** start of DATASET ENTRIES **
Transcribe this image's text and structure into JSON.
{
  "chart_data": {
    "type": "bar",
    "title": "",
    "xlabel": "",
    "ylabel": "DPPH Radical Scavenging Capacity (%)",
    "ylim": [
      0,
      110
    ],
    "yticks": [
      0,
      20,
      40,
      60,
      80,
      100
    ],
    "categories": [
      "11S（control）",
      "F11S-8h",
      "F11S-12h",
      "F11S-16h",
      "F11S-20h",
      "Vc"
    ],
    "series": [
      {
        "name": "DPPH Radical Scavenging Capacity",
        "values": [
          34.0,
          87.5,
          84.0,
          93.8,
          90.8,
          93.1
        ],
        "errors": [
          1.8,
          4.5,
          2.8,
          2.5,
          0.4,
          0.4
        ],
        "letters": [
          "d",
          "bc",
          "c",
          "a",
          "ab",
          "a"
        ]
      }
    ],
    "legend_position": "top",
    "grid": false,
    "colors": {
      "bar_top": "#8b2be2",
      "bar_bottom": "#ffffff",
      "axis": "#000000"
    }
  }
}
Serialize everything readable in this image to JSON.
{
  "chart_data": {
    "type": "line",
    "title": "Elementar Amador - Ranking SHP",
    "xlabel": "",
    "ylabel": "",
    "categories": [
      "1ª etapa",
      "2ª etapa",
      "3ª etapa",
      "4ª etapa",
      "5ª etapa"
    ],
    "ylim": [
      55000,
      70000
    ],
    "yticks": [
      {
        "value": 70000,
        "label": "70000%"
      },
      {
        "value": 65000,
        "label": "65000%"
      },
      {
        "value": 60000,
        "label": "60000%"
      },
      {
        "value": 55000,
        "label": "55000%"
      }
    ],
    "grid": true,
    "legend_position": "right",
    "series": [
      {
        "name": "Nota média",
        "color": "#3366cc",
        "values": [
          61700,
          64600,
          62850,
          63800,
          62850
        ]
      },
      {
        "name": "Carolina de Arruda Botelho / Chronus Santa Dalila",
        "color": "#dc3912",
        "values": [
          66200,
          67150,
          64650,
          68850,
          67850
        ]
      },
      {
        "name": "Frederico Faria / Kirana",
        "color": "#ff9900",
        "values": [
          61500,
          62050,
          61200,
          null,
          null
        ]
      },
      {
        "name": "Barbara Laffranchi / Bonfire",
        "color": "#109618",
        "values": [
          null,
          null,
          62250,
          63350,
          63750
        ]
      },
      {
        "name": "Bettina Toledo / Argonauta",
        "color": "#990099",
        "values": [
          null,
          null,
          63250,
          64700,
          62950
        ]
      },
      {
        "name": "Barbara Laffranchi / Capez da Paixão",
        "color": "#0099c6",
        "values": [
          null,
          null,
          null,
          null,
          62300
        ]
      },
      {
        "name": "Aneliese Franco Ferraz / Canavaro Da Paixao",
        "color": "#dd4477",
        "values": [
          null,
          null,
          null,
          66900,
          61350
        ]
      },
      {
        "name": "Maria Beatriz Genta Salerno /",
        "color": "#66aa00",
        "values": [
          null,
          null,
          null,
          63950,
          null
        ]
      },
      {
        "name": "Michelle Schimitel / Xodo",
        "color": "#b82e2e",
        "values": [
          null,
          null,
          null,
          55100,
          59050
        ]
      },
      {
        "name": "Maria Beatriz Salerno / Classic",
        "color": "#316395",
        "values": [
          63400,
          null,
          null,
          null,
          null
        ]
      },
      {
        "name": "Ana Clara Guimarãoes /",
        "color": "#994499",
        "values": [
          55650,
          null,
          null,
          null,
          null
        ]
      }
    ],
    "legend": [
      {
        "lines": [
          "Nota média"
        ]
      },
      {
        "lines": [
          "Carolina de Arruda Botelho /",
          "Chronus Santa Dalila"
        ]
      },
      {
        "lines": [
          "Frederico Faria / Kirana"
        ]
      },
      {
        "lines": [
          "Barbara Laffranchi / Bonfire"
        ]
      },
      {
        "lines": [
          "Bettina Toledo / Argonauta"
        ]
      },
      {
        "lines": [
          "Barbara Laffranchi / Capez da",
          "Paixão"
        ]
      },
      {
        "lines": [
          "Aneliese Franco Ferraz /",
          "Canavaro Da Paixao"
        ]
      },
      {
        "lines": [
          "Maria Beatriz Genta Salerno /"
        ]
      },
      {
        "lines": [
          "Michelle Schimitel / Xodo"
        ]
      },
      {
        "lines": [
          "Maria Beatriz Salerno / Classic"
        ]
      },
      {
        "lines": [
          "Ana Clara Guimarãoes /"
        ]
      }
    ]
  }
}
** end of DATASET ENTRIES **
▶ **PROBLEM REQUIREMENTS**
Give only the number of lines in the material above that hold the word "Faria".

▶ **OUTPUT BELOW**
2